§ Instructions for the task
Extract the whole listing as it stands. Do not include the pictures.

┌─ Material for the task

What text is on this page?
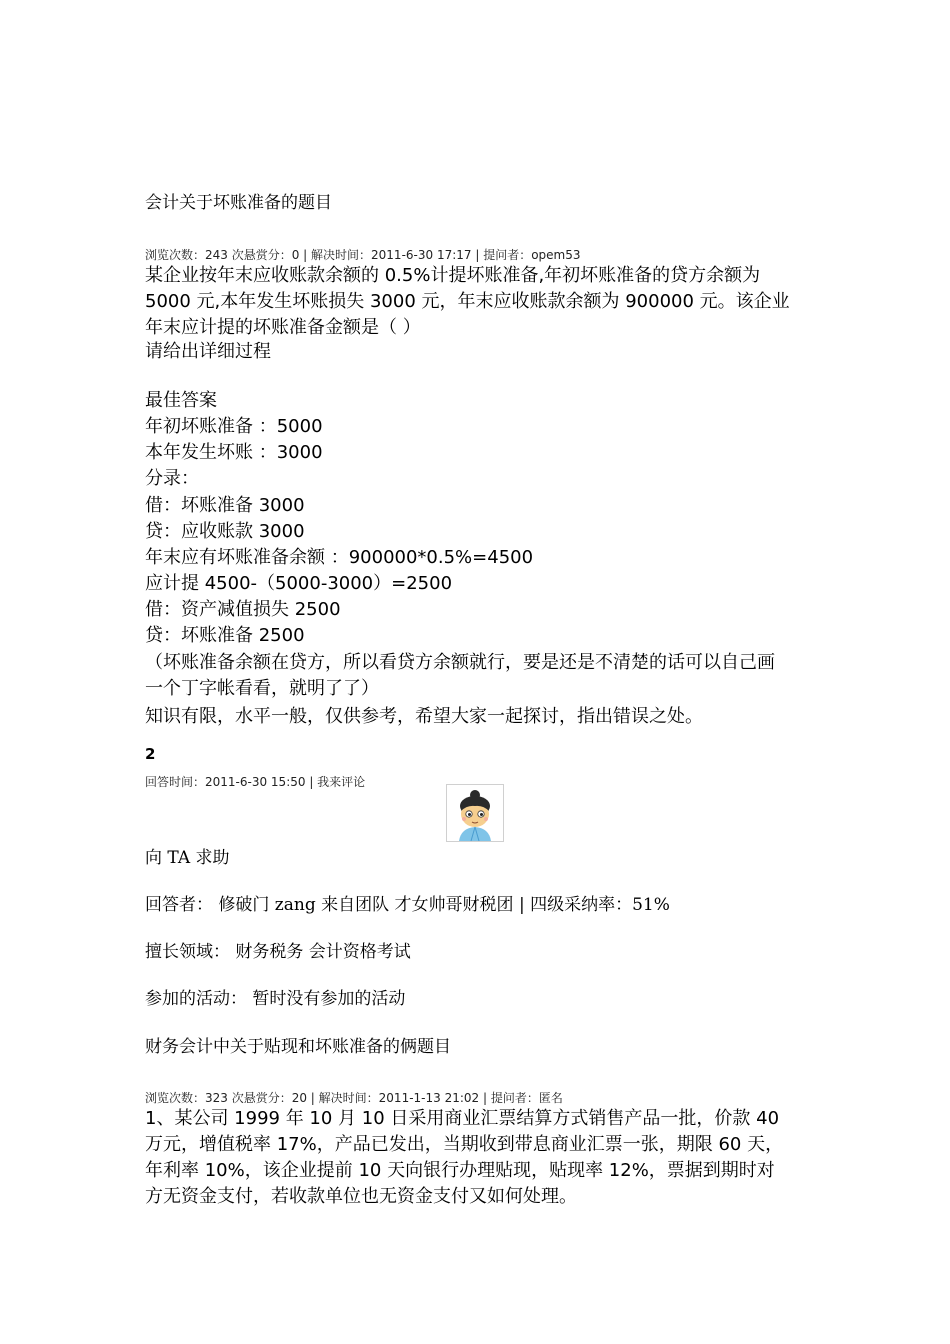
会计关于坏账准备的题目
浏览次数：243 次悬赏分：0 | 解决时间：2011-6-30 17:17 | 提问者：opem53
某企业按年末应收账款余额的 0.5%计提坏账准备,年初坏账准备的贷方余额为
5000 元,本年发生坏账损失 3000 元，年末应收账款余额为 900000 元。该企业
年末应计提的坏账准备金额是（ ）
请给出详细过程
最佳答案
年初坏账准备 ：5000
本年发生坏账 ：3000
分录：
借：坏账准备 3000
贷：应收账款 3000
年末应有坏账准备余额 ：900000*0.5%=4500
应计提 4500-（5000-3000）=2500
借：资产减值损失 2500
贷：坏账准备 2500
（坏账准备余额在贷方，所以看贷方余额就行，要是还是不清楚的话可以自己画
一个丁字帐看看，就明了了）
知识有限，水平一般，仅供参考，希望大家一起探讨，指出错误之处。
2
回答时间：2011-6-30 15:50 | 我来评论
向 TA 求助
回答者： 修破门 zang 来自团队 才女帅哥财税团 | 四级采纳率：51%
擅长领域： 财务税务 会计资格考试
参加的活动： 暂时没有参加的活动
财务会计中关于贴现和坏账准备的俩题目
浏览次数：323 次悬赏分：20 | 解决时间：2011-1-13 21:02 | 提问者：匿名
1、某公司 1999 年 10 月 10 日采用商业汇票结算方式销售产品一批，价款 40
万元，增值税率 17%，产品已发出，当期收到带息商业汇票一张，期限 60 天，
年利率 10%，该企业提前 10 天向银行办理贴现，贴现率 12%，票据到期时对
方无资金支付，若收款单位也无资金支付又如何处理。
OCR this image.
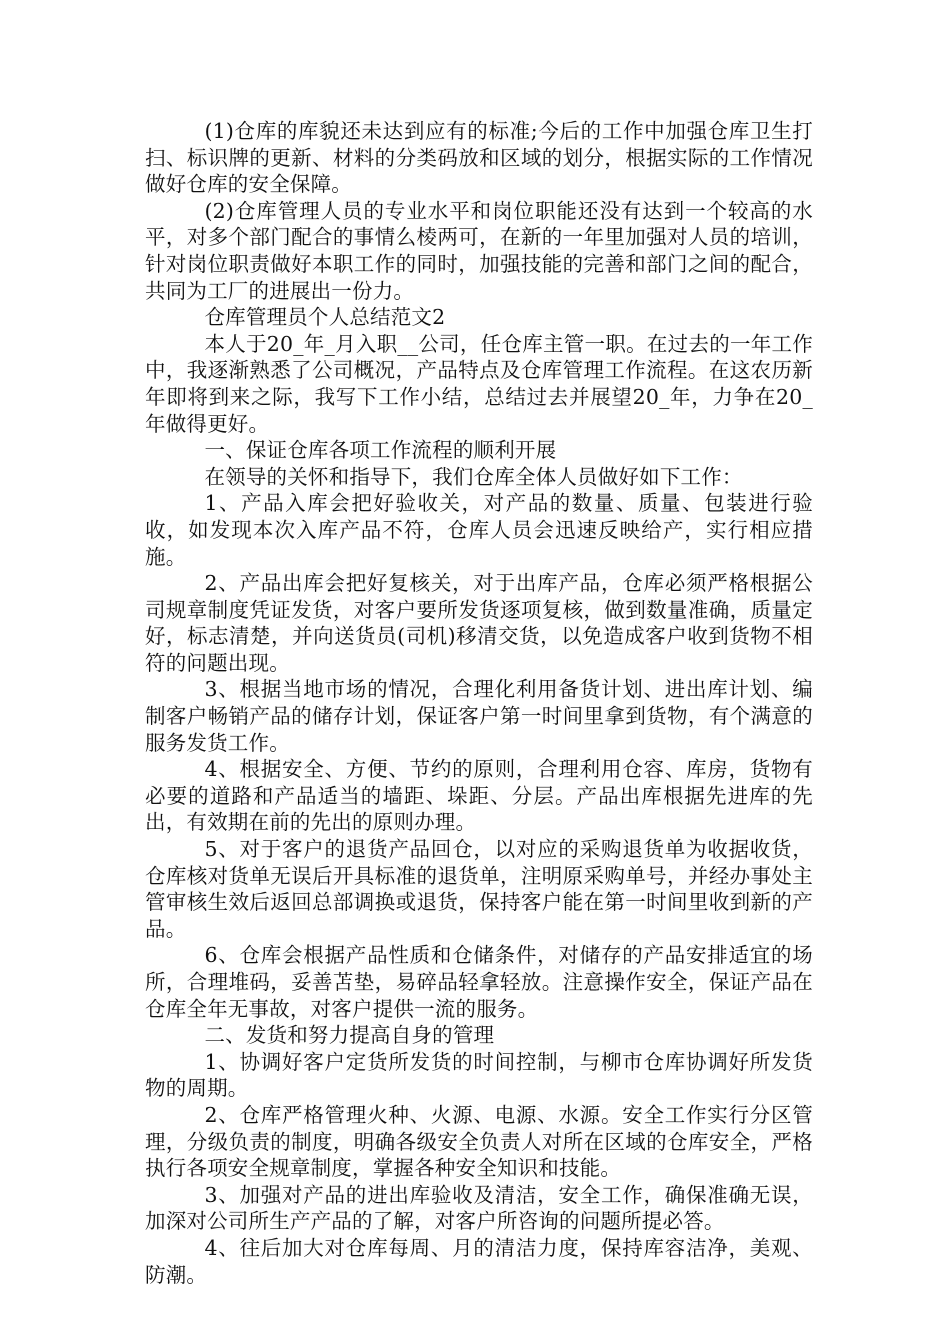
(1)仓库的库貌还未达到应有的标准;今后的工作中加强仓库卫生打扫、标识牌的更新、材料的分类码放和区域的划分，根据实际的工作情况做好仓库的安全保障。

(2)仓库管理人员的专业水平和岗位职能还没有达到一个较高的水平，对多个部门配合的事情么棱两可，在新的一年里加强对人员的培训，针对岗位职责做好本职工作的同时，加强技能的完善和部门之间的配合，共同为工厂的进展出一份力。

仓库管理员个人总结范文2

本人于20_年_月入职__公司，任仓库主管一职。在过去的一年工作中，我逐渐熟悉了公司概况，产品特点及仓库管理工作流程。在这农历新年即将到来之际，我写下工作小结，总结过去并展望20_年，力争在20_年做得更好。

一、保证仓库各项工作流程的顺利开展

在领导的关怀和指导下，我们仓库全体人员做好如下工作：

1、产品入库会把好验收关，对产品的数量、质量、包装进行验收，如发现本次入库产品不符，仓库人员会迅速反映给产，实行相应措施。

2、产品出库会把好复核关，对于出库产品，仓库必须严格根据公司规章制度凭证发货，对客户要所发货逐项复核，做到数量准确，质量定好，标志清楚，并向送货员(司机)移清交货，以免造成客户收到货物不相符的问题出现。

3、根据当地市场的情况，合理化利用备货计划、进出库计划、编制客户畅销产品的储存计划，保证客户第一时间里拿到货物，有个满意的服务发货工作。

4、根据安全、方便、节约的原则，合理利用仓容、库房，货物有必要的道路和产品适当的墙距、垛距、分层。产品出库根据先进库的先出，有效期在前的先出的原则办理。

5、对于客户的退货产品回仓，以对应的采购退货单为收据收货，仓库核对货单无误后开具标准的退货单，注明原采购单号，并经办事处主管审核生效后返回总部调换或退货，保持客户能在第一时间里收到新的产品。

6、仓库会根据产品性质和仓储条件，对储存的产品安排适宜的场所，合理堆码，妥善苫垫，易碎品轻拿轻放。注意操作安全，保证产品在仓库全年无事故，对客户提供一流的服务。

二、发货和努力提高自身的管理

1、协调好客户定货所发货的时间控制，与柳市仓库协调好所发货物的周期。

2、仓库严格管理火种、火源、电源、水源。安全工作实行分区管理，分级负责的制度，明确各级安全负责人对所在区域的仓库安全，严格执行各项安全规章制度，掌握各种安全知识和技能。

3、加强对产品的进出库验收及清洁，安全工作，确保准确无误，加深对公司所生产产品的了解，对客户所咨询的问题所提必答。

4、往后加大对仓库每周、月的清洁力度，保持库容洁净，美观、防潮。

└─

§ Finished answer
What text is on this page?
会计关于坏账准备的题目
浏览次数：243 次悬赏分：0 | 解决时间：2011-6-30 17:17 | 提问者：opem53
某企业按年末应收账款余额的 0.5%计提坏账准备,年初坏账准备的贷方余额为
5000 元,本年发生坏账损失 3000 元，年末应收账款余额为 900000 元。该企业
年末应计提的坏账准备金额是（ ）
请给出详细过程
最佳答案
年初坏账准备 ：5000
本年发生坏账 ：3000
分录：
借：坏账准备 3000
贷：应收账款 3000
年末应有坏账准备余额 ：900000*0.5%=4500
应计提 4500-（5000-3000）=2500
借：资产减值损失 2500
贷：坏账准备 2500
（坏账准备余额在贷方，所以看贷方余额就行，要是还是不清楚的话可以自己画
一个丁字帐看看，就明了了）
知识有限，水平一般，仅供参考，希望大家一起探讨，指出错误之处。
2
回答时间：2011-6-30 15:50 | 我来评论
向 TA 求助
回答者： 修破门 zang 来自团队 才女帅哥财税团 | 四级采纳率：51%
擅长领域： 财务税务 会计资格考试
参加的活动： 暂时没有参加的活动
财务会计中关于贴现和坏账准备的俩题目
浏览次数：323 次悬赏分：20 | 解决时间：2011-1-13 21:02 | 提问者：匿名
1、某公司 1999 年 10 月 10 日采用商业汇票结算方式销售产品一批，价款 40
万元，增值税率 17%，产品已发出，当期收到带息商业汇票一张，期限 60 天，
年利率 10%，该企业提前 10 天向银行办理贴现，贴现率 12%，票据到期时对
方无资金支付，若收款单位也无资金支付又如何处理。
OCR this image.
(1)仓库的库貌还未达到应有的标准;今后的工作中加强仓库卫生打扫、标识牌的更新、材料的分类码放和区域的划分，根据实际的工作情况做好仓库的安全保障。

(2)仓库管理人员的专业水平和岗位职能还没有达到一个较高的水平，对多个部门配合的事情么棱两可，在新的一年里加强对人员的培训，针对岗位职责做好本职工作的同时，加强技能的完善和部门之间的配合，共同为工厂的进展出一份力。

仓库管理员个人总结范文2

本人于20_年_月入职__公司，任仓库主管一职。在过去的一年工作中，我逐渐熟悉了公司概况，产品特点及仓库管理工作流程。在这农历新年即将到来之际，我写下工作小结，总结过去并展望20_年，力争在20_年做得更好。

一、保证仓库各项工作流程的顺利开展

在领导的关怀和指导下，我们仓库全体人员做好如下工作：

1、产品入库会把好验收关，对产品的数量、质量、包装进行验收，如发现本次入库产品不符，仓库人员会迅速反映给产，实行相应措施。

2、产品出库会把好复核关，对于出库产品，仓库必须严格根据公司规章制度凭证发货，对客户要所发货逐项复核，做到数量准确，质量定好，标志清楚，并向送货员(司机)移清交货，以免造成客户收到货物不相符的问题出现。

3、根据当地市场的情况，合理化利用备货计划、进出库计划、编制客户畅销产品的储存计划，保证客户第一时间里拿到货物，有个满意的服务发货工作。

4、根据安全、方便、节约的原则，合理利用仓容、库房，货物有必要的道路和产品适当的墙距、垛距、分层。产品出库根据先进库的先出，有效期在前的先出的原则办理。

5、对于客户的退货产品回仓，以对应的采购退货单为收据收货，仓库核对货单无误后开具标准的退货单，注明原采购单号，并经办事处主管审核生效后返回总部调换或退货，保持客户能在第一时间里收到新的产品。

6、仓库会根据产品性质和仓储条件，对储存的产品安排适宜的场所，合理堆码，妥善苫垫，易碎品轻拿轻放。注意操作安全，保证产品在仓库全年无事故，对客户提供一流的服务。

二、发货和努力提高自身的管理

1、协调好客户定货所发货的时间控制，与柳市仓库协调好所发货物的周期。

2、仓库严格管理火种、火源、电源、水源。安全工作实行分区管理，分级负责的制度，明确各级安全负责人对所在区域的仓库安全，严格执行各项安全规章制度，掌握各种安全知识和技能。

3、加强对产品的进出库验收及清洁，安全工作，确保准确无误，加深对公司所生产产品的了解，对客户所咨询的问题所提必答。

4、往后加大对仓库每周、月的清洁力度，保持库容洁净，美观、防潮。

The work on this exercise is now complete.